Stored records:
════

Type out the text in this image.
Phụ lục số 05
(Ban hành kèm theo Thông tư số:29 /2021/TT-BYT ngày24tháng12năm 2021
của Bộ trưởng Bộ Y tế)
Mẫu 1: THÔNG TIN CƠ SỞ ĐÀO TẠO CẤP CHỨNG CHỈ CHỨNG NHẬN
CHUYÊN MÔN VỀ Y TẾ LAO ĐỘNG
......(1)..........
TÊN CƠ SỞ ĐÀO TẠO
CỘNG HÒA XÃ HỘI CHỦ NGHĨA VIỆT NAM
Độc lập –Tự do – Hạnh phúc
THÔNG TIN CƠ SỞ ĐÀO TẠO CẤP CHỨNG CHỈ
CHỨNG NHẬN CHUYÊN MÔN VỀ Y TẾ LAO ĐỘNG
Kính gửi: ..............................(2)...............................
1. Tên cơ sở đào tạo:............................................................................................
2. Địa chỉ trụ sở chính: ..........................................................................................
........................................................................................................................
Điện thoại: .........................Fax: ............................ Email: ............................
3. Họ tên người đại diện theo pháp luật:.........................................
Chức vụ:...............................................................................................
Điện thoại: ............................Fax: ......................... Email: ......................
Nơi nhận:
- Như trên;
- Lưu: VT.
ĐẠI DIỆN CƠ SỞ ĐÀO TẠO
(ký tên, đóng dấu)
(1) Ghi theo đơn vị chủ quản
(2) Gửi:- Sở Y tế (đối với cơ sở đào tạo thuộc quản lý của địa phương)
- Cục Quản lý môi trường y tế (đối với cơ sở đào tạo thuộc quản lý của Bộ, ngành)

════

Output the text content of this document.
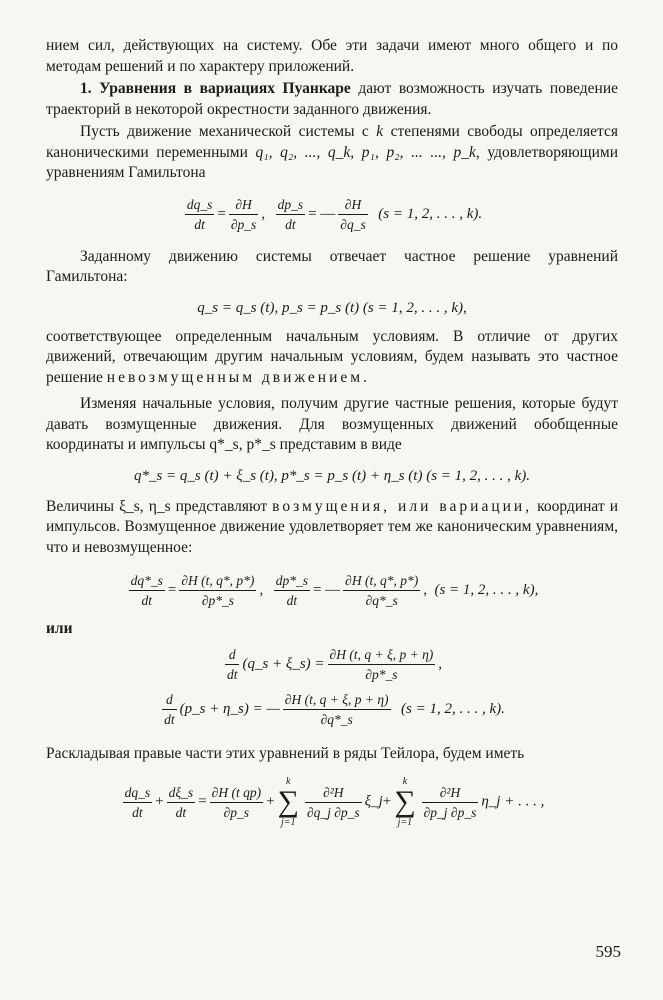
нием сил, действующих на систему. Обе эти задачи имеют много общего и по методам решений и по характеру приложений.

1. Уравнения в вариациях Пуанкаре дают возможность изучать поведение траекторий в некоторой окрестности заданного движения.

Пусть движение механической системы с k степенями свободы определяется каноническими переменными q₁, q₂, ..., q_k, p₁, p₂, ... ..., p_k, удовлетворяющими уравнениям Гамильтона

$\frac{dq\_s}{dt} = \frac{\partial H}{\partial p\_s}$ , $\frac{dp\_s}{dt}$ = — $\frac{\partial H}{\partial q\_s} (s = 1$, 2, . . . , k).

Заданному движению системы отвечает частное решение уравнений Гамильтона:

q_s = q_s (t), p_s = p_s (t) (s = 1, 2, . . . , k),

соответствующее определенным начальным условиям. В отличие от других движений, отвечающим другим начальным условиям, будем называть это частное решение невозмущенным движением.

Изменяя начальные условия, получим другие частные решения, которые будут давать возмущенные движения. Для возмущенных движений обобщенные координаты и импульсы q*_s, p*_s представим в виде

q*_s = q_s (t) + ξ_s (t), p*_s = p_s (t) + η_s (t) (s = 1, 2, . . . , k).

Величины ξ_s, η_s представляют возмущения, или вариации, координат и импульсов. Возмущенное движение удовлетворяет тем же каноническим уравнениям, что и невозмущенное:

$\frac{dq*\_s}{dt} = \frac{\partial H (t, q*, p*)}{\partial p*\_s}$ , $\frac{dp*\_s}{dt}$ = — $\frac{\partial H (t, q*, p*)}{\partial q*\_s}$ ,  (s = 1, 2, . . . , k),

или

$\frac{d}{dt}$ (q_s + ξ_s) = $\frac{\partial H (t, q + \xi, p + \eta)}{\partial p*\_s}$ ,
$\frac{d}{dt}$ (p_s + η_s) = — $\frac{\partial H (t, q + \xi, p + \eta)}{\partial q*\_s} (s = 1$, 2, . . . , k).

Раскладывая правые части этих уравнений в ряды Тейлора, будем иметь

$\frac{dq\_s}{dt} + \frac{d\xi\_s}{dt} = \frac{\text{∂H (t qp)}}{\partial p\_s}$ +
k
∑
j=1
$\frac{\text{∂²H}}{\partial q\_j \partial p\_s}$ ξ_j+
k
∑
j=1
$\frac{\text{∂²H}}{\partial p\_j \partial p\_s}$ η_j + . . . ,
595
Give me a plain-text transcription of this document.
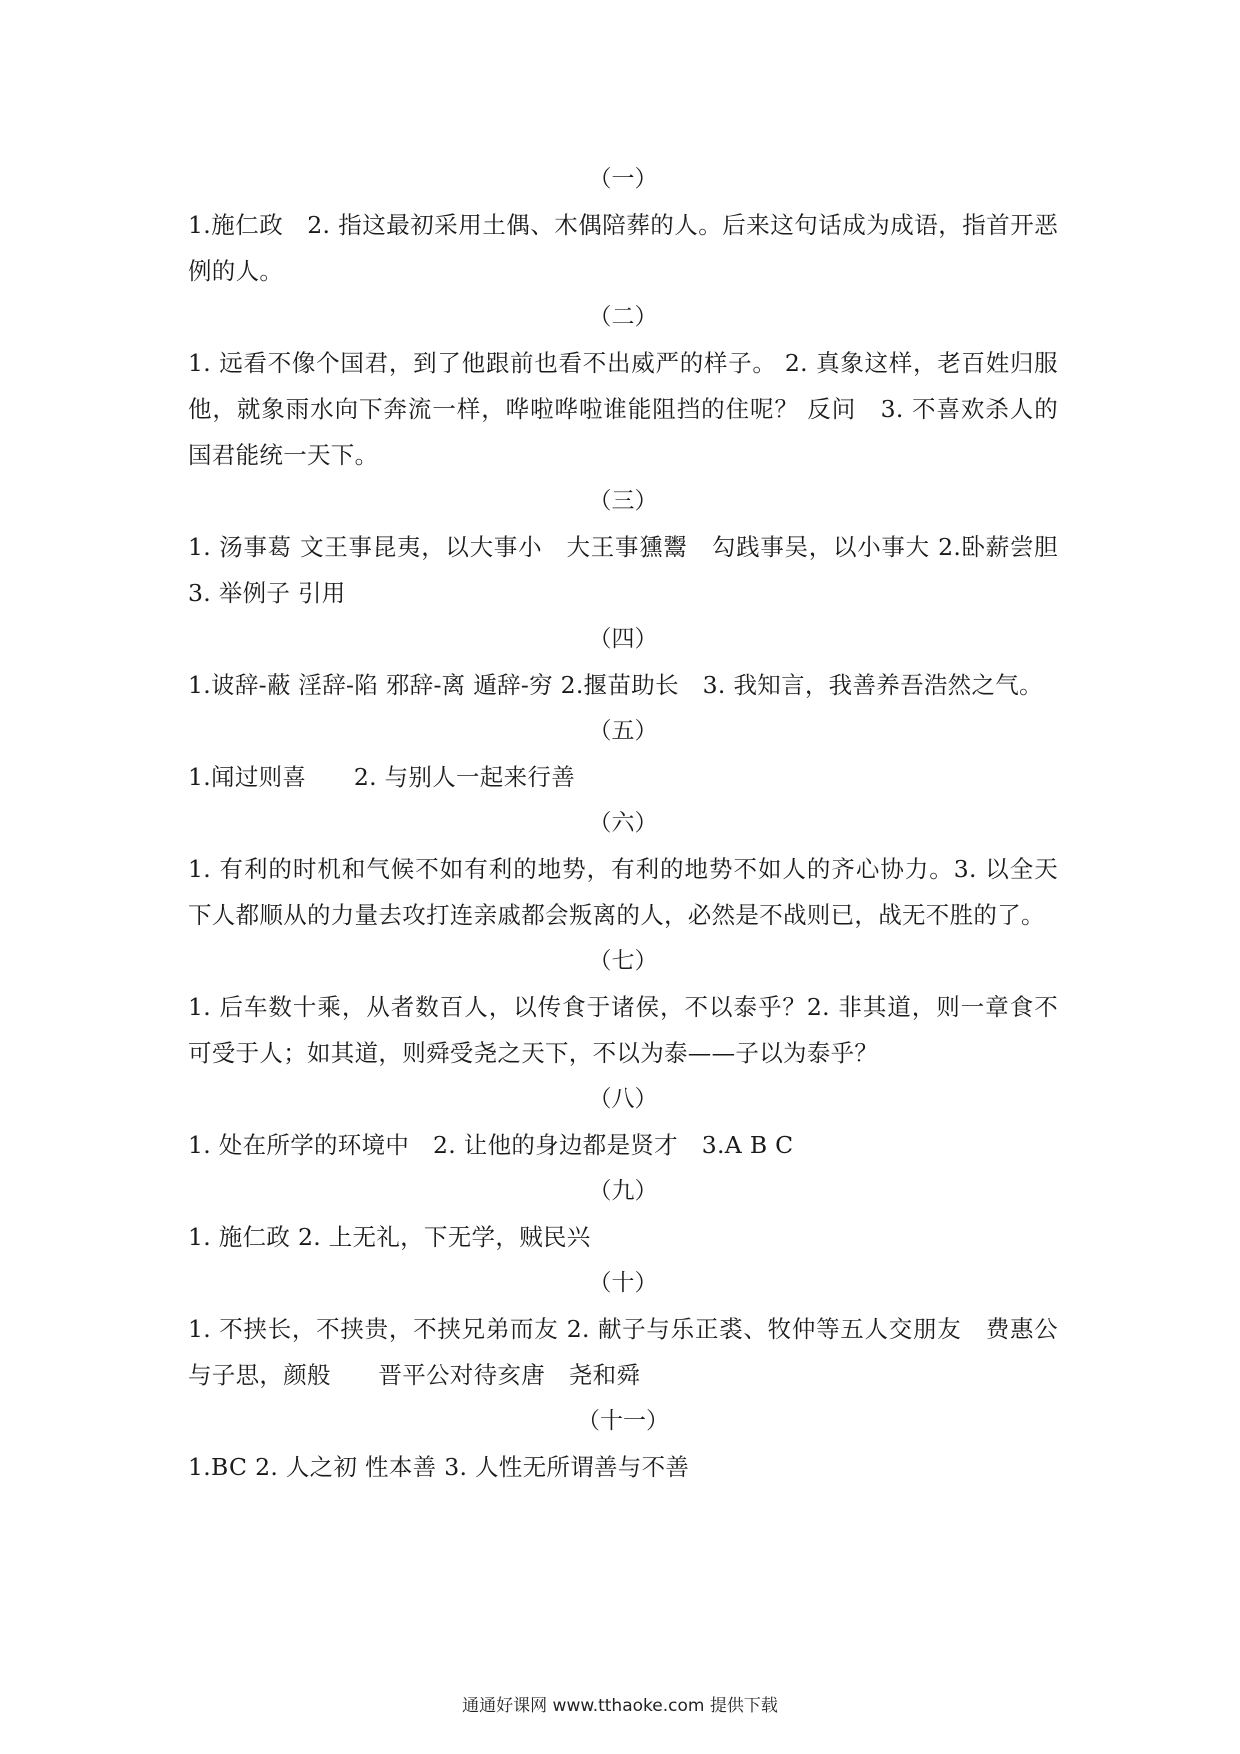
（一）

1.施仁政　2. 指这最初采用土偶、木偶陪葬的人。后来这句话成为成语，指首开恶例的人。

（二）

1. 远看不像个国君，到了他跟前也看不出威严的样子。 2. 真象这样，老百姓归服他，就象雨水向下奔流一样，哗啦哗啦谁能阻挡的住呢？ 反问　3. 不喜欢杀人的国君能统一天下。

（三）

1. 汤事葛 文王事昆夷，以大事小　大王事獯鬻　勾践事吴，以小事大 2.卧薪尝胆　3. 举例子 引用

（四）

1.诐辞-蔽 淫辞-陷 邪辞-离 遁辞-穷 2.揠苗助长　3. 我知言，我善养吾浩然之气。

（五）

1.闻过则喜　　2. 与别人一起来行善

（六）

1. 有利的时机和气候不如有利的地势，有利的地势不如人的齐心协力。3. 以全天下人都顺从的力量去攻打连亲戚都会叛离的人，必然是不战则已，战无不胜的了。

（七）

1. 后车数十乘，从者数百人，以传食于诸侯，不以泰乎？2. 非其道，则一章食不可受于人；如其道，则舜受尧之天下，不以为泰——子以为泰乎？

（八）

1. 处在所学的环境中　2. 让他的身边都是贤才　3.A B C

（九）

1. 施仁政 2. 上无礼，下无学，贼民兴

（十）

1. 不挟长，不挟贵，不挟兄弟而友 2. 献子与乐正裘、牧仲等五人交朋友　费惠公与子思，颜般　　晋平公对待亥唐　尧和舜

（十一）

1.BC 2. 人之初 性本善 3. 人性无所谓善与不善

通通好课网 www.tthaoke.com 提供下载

════

GIVEN TASK: Report every line containing the word "уравнениям" from the listing above.

RESULT OF THIS EXERCISE:
Пусть движение механической системы с k степенями свободы определяется каноническими переменными q₁, q₂, ..., q_k, p₁, p₂, ... ..., p_k, удовлетворяющими уравнениям Гамильтона
Величины ξ_s, η_s представляют возмущения, или вариации, координат и импульсов. Возмущенное движение удовлетворяет тем же каноническим уравнениям, что и невозмущенное:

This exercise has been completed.